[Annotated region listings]
* begin *

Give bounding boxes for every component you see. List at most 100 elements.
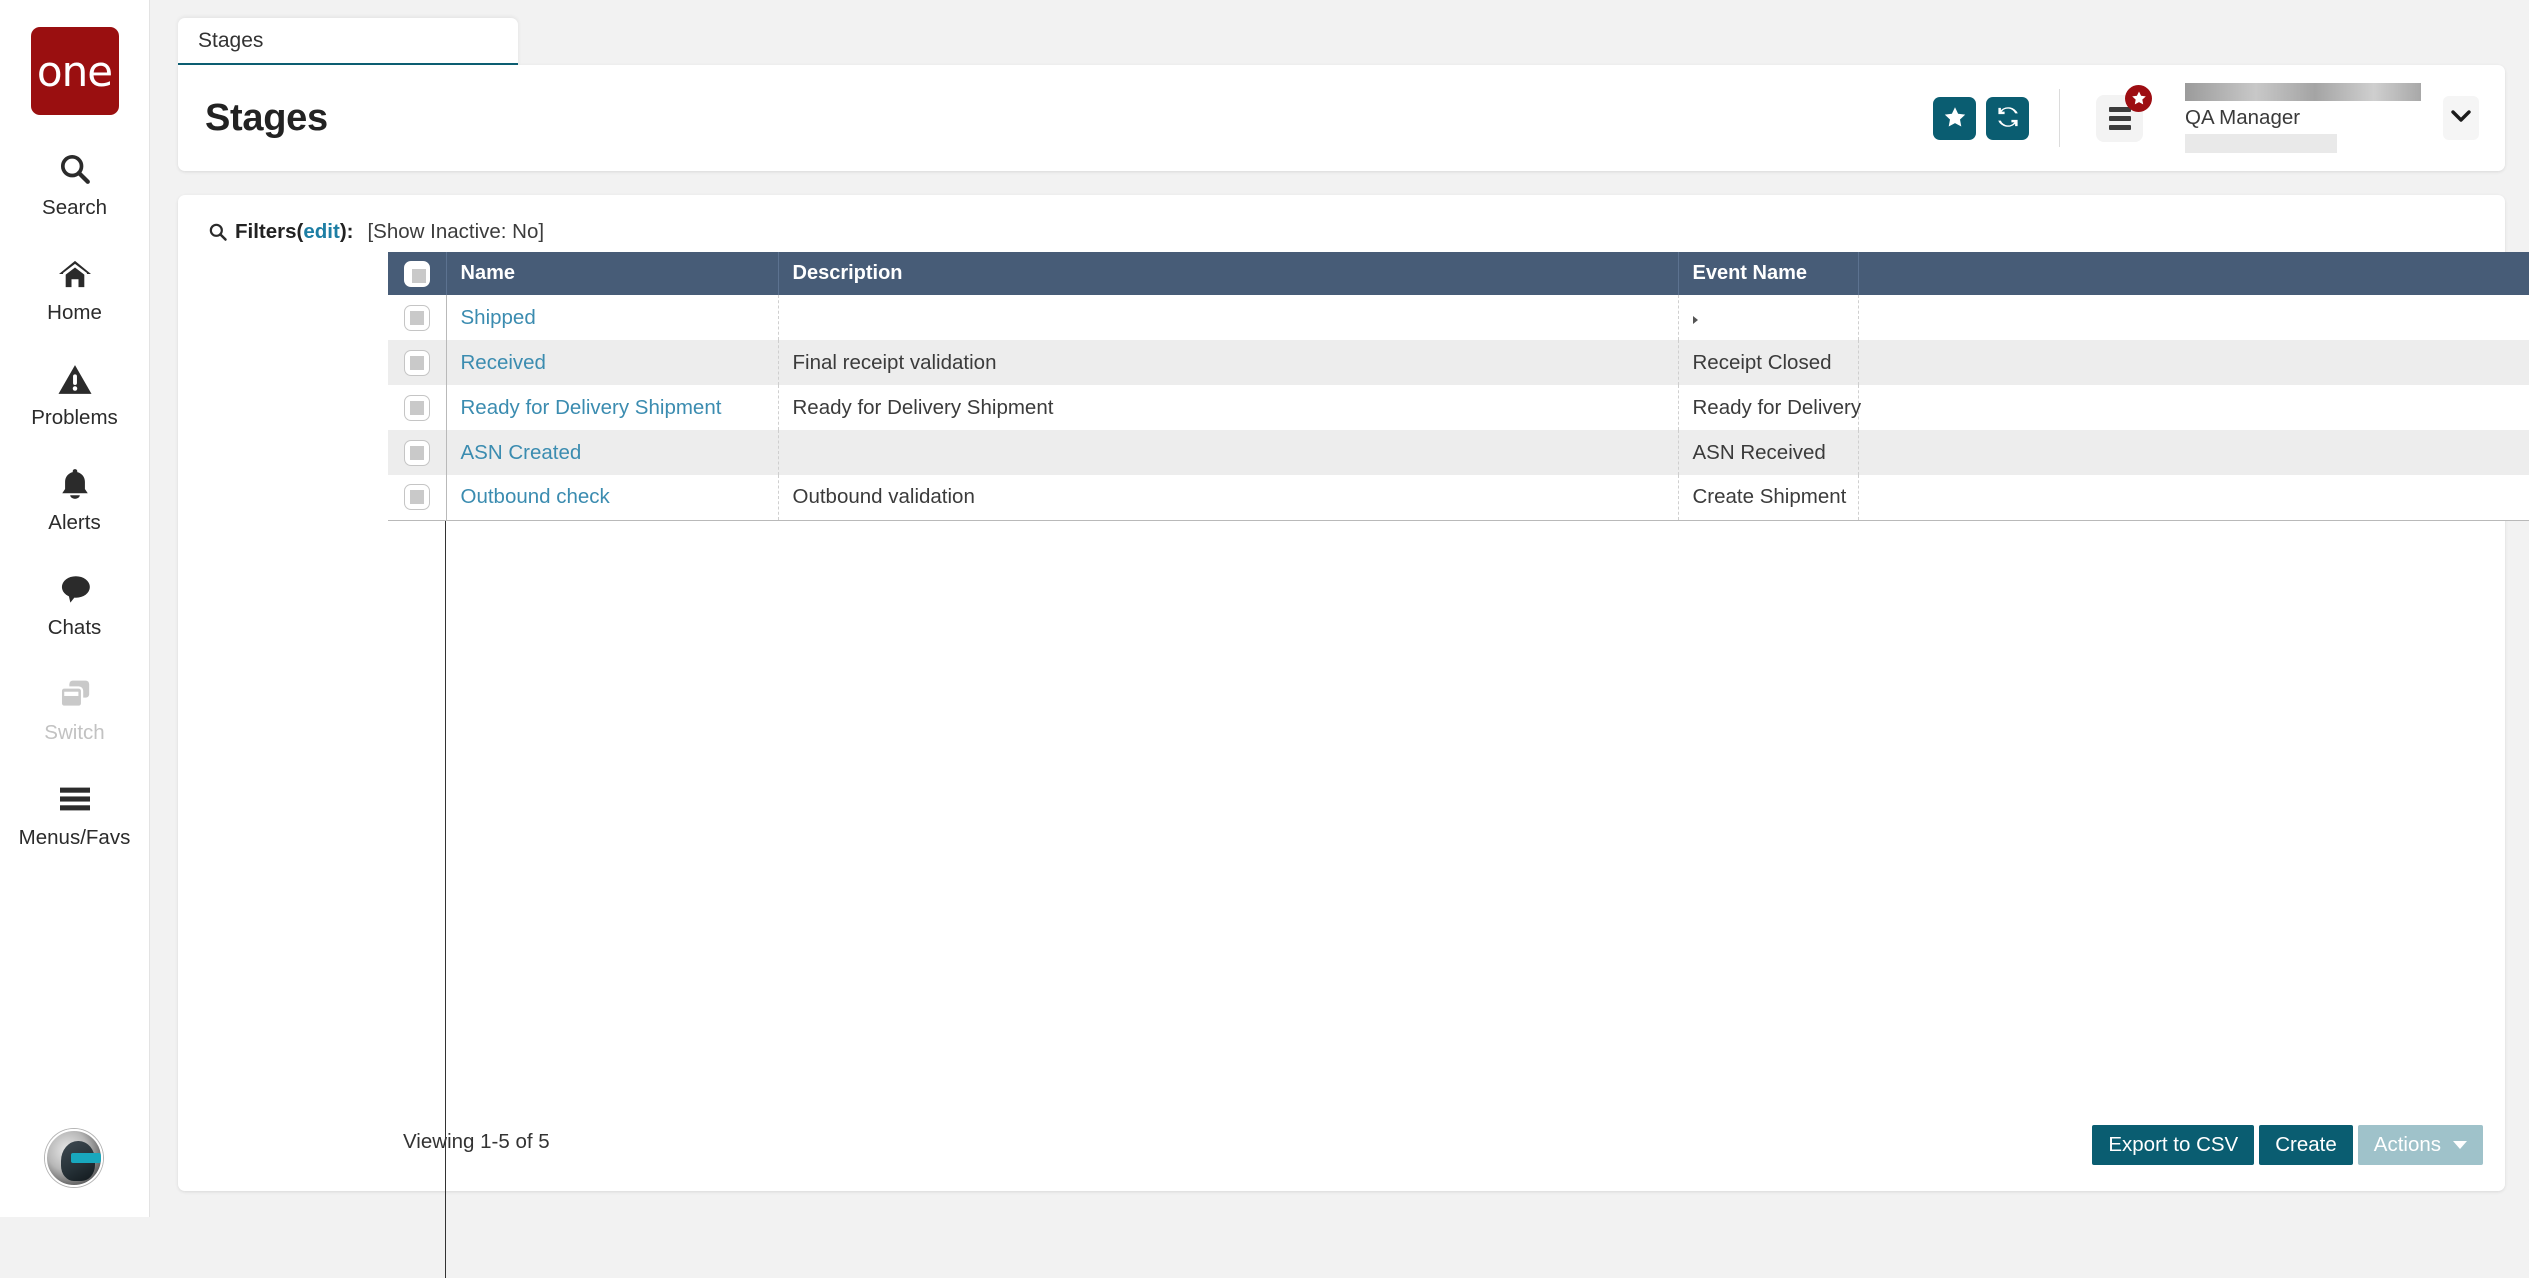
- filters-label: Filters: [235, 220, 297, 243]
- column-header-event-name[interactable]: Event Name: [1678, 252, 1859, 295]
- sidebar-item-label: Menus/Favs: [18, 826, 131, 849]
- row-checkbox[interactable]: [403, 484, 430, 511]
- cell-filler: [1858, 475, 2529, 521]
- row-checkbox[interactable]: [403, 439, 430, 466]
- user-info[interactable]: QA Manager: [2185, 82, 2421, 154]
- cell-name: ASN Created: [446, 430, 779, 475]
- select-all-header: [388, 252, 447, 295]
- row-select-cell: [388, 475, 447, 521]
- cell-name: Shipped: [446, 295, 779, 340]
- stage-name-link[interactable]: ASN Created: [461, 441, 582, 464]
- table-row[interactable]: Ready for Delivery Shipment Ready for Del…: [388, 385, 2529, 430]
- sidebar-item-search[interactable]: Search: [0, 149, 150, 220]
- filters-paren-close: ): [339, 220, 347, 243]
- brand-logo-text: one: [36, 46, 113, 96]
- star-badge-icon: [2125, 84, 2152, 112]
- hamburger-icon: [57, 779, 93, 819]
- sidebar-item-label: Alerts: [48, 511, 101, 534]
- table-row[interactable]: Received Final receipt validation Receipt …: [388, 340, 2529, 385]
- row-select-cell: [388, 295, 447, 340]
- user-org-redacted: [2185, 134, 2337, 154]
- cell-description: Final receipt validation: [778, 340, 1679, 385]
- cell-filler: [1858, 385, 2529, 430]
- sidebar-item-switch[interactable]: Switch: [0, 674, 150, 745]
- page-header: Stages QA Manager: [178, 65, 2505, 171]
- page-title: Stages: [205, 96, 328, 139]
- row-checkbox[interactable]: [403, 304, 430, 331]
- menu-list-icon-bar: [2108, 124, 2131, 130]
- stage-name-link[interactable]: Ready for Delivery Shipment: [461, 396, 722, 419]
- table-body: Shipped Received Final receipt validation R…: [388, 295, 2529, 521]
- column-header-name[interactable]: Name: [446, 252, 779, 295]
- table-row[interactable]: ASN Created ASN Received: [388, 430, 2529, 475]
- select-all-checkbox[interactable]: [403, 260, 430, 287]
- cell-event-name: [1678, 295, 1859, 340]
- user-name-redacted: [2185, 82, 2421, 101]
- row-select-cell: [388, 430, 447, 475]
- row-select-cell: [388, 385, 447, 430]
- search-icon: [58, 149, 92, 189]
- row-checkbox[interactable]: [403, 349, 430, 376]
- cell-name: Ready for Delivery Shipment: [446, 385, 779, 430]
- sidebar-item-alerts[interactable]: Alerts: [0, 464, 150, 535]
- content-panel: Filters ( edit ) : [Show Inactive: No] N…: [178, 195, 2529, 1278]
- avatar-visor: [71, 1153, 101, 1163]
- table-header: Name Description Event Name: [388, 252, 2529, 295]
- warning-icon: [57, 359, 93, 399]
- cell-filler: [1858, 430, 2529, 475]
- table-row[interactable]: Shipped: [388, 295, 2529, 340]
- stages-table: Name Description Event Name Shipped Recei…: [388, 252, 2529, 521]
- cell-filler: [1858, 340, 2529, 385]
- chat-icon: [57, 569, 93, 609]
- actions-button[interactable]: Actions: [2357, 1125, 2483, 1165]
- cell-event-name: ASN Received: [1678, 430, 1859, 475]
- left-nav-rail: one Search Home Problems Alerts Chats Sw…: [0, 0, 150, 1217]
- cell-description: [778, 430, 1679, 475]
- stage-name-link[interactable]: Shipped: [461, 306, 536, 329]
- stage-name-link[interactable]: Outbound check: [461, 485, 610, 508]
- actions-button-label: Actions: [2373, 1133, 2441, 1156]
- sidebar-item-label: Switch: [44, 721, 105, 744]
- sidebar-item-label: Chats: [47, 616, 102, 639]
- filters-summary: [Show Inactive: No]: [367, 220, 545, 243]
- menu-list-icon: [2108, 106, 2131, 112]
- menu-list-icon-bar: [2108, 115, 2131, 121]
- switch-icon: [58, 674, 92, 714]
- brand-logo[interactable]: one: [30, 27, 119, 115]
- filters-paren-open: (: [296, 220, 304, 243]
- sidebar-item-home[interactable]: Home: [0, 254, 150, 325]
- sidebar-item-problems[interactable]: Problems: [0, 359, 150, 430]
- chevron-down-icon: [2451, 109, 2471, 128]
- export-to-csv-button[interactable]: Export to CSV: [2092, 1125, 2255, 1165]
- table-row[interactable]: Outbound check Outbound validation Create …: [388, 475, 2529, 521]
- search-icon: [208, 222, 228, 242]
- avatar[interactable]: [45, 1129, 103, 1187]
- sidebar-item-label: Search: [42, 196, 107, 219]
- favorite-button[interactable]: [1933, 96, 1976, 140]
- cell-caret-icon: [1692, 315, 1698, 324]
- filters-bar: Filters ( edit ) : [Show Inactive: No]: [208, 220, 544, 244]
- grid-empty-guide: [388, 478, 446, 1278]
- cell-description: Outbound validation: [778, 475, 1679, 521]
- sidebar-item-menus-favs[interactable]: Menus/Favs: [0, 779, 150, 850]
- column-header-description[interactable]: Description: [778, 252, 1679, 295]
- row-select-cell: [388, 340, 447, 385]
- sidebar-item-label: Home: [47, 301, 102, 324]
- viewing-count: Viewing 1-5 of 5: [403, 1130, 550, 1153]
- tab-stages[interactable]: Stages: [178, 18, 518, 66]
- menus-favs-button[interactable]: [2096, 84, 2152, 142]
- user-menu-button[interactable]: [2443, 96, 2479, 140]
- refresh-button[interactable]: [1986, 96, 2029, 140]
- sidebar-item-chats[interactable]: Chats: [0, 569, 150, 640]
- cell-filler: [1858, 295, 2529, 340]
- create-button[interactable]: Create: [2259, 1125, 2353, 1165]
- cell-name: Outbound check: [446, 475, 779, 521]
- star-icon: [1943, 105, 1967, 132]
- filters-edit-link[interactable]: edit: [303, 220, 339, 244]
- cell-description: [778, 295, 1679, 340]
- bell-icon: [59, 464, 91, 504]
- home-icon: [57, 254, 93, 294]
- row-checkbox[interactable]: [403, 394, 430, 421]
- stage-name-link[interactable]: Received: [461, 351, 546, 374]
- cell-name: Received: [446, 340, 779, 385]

* end *
* begin *

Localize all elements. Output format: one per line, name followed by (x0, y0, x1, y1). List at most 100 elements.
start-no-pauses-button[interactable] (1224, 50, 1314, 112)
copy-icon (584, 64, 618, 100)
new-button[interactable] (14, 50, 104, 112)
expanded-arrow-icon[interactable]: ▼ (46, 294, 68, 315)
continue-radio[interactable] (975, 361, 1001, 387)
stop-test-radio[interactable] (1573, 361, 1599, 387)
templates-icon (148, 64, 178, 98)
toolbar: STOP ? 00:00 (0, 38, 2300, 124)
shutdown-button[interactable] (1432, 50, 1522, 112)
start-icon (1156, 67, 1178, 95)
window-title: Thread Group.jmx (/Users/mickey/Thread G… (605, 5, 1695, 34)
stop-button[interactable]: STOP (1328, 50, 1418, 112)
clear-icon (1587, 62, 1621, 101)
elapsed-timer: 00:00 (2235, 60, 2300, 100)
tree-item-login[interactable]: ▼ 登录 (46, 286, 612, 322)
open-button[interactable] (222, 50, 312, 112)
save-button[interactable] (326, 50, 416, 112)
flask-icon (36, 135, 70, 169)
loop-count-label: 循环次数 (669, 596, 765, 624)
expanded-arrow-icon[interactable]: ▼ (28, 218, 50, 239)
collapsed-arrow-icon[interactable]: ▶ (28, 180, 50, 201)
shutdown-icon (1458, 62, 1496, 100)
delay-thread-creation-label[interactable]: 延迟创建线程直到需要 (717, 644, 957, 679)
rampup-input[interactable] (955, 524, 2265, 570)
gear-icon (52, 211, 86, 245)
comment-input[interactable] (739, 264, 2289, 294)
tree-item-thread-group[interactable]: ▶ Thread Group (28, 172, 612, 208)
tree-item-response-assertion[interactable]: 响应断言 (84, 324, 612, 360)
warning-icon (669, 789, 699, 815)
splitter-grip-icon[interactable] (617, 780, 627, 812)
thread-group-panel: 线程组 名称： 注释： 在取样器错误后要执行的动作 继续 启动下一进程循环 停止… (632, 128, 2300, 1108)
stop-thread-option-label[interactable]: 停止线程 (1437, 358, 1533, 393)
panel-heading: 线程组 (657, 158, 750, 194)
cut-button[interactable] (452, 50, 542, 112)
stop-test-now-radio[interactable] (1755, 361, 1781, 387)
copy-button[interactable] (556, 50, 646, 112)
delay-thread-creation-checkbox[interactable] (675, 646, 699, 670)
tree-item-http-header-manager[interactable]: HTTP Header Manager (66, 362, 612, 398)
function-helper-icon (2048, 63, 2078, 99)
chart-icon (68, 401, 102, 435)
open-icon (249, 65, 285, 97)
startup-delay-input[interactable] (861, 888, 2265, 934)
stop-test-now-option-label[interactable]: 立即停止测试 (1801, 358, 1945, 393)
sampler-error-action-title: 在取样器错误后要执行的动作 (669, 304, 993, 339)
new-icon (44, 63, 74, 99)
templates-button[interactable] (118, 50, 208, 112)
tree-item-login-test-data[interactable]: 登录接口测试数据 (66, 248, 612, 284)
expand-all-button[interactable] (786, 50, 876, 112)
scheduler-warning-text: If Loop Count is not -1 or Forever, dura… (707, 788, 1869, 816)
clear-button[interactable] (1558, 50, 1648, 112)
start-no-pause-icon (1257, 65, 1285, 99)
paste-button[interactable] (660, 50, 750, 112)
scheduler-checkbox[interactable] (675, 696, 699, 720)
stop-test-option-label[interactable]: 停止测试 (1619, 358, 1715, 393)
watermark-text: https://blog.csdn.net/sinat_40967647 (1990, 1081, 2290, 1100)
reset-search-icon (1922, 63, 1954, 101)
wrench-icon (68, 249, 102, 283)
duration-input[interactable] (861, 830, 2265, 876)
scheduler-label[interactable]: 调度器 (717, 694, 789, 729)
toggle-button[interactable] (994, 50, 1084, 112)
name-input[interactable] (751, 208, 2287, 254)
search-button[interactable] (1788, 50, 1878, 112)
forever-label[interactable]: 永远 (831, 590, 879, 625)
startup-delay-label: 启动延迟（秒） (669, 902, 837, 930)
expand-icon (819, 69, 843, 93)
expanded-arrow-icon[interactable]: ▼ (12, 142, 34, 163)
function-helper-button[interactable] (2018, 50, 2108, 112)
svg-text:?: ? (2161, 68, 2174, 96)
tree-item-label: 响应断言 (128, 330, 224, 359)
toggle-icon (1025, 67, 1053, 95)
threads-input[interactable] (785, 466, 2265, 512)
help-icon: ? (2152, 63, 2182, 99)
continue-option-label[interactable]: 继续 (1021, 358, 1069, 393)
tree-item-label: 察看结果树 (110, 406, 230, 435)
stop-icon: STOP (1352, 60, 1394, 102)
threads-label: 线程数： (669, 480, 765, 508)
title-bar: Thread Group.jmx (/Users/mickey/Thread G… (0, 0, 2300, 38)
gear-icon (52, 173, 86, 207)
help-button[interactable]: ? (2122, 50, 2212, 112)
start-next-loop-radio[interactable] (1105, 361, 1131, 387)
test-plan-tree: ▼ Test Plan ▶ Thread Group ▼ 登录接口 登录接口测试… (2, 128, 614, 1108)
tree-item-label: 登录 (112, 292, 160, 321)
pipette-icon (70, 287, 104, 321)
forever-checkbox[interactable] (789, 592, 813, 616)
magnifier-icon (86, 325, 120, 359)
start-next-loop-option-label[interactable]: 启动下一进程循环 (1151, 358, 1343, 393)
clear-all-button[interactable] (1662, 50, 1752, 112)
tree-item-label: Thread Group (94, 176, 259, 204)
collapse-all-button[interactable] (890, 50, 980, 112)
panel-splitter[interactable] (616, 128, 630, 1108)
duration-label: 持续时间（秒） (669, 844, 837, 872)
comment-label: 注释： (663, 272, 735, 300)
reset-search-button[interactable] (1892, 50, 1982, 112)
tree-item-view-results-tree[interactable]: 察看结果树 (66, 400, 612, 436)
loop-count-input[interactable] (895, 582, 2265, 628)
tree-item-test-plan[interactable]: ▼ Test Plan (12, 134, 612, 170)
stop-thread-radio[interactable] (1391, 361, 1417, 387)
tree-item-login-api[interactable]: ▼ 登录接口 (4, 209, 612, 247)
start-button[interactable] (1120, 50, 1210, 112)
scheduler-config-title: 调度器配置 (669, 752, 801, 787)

* end *

### Aim
Give the records as a numbered list, starting at the line containing "Localize all elements." and ending at the line containing "shutdown-button[interactable] (1432, 50, 1522, 112)", with blank lines left out.

### Output of the task
1. Localize all elements. Output format: one per line, name followed by (x0, y0, x1, y1). List at most 100 elements.
2. start-no-pauses-button[interactable] (1224, 50, 1314, 112)
3. copy-icon (584, 64, 618, 100)
4. new-button[interactable] (14, 50, 104, 112)
5. expanded-arrow-icon[interactable]: ▼ (46, 294, 68, 315)
6. continue-radio[interactable] (975, 361, 1001, 387)
7. stop-test-radio[interactable] (1573, 361, 1599, 387)
8. templates-icon (148, 64, 178, 98)
9. toolbar: STOP ? 00:00 (0, 38, 2300, 124)
10. shutdown-button[interactable] (1432, 50, 1522, 112)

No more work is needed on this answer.